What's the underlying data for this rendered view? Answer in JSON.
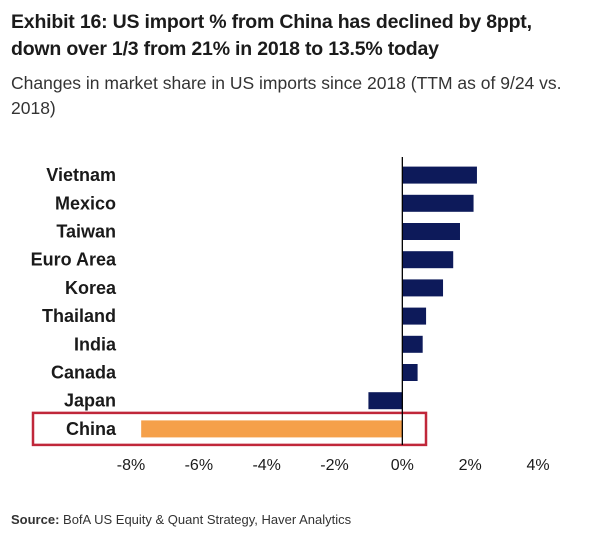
{
  "header": {
    "title": "Exhibit 16: US import % from China has declined by 8ppt, down over 1/3 from 21% in 2018 to 13.5% today",
    "subtitle": "Changes in market share in US imports since 2018 (TTM as of 9/24 vs. 2018)"
  },
  "footer": {
    "source_label": "Source:",
    "source_text": "BofA US Equity & Quant Strategy, Haver Analytics"
  },
  "colors": {
    "bar": "#0d1a5a",
    "highlight_bar": "#f5a04a",
    "highlight_box": "#c0273a",
    "axis": "#000000"
  },
  "chart_data": {
    "type": "bar",
    "orientation": "horizontal",
    "categories": [
      "Vietnam",
      "Mexico",
      "Taiwan",
      "Euro Area",
      "Korea",
      "Thailand",
      "India",
      "Canada",
      "Japan",
      "China"
    ],
    "values": [
      2.2,
      2.1,
      1.7,
      1.5,
      1.2,
      0.7,
      0.6,
      0.45,
      -1.0,
      -7.7
    ],
    "highlight": "China",
    "xlim": [
      -8,
      4
    ],
    "xticks": [
      -8,
      -6,
      -4,
      -2,
      0,
      2,
      4
    ],
    "xtick_labels": [
      "-8%",
      "-6%",
      "-4%",
      "-2%",
      "0%",
      "2%",
      "4%"
    ],
    "grid": false,
    "legend": "none"
  }
}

### What you need to do
Reproduce the material above in full and without alteration, but skip all pictures.

### Problem solution
What's the underlying data for this rendered view? Answer in JSON.
{
  "header": {
    "title": "Exhibit 16: US import % from China has declined by 8ppt, down over 1/3 from 21% in 2018 to 13.5% today",
    "subtitle": "Changes in market share in US imports since 2018 (TTM as of 9/24 vs. 2018)"
  },
  "footer": {
    "source_label": "Source:",
    "source_text": "BofA US Equity & Quant Strategy, Haver Analytics"
  },
  "colors": {
    "bar": "#0d1a5a",
    "highlight_bar": "#f5a04a",
    "highlight_box": "#c0273a",
    "axis": "#000000"
  },
  "chart_data": {
    "type": "bar",
    "orientation": "horizontal",
    "categories": [
      "Vietnam",
      "Mexico",
      "Taiwan",
      "Euro Area",
      "Korea",
      "Thailand",
      "India",
      "Canada",
      "Japan",
      "China"
    ],
    "values": [
      2.2,
      2.1,
      1.7,
      1.5,
      1.2,
      0.7,
      0.6,
      0.45,
      -1.0,
      -7.7
    ],
    "highlight": "China",
    "xlim": [
      -8,
      4
    ],
    "xticks": [
      -8,
      -6,
      -4,
      -2,
      0,
      2,
      4
    ],
    "xtick_labels": [
      "-8%",
      "-6%",
      "-4%",
      "-2%",
      "0%",
      "2%",
      "4%"
    ],
    "grid": false,
    "legend": "none"
  }
}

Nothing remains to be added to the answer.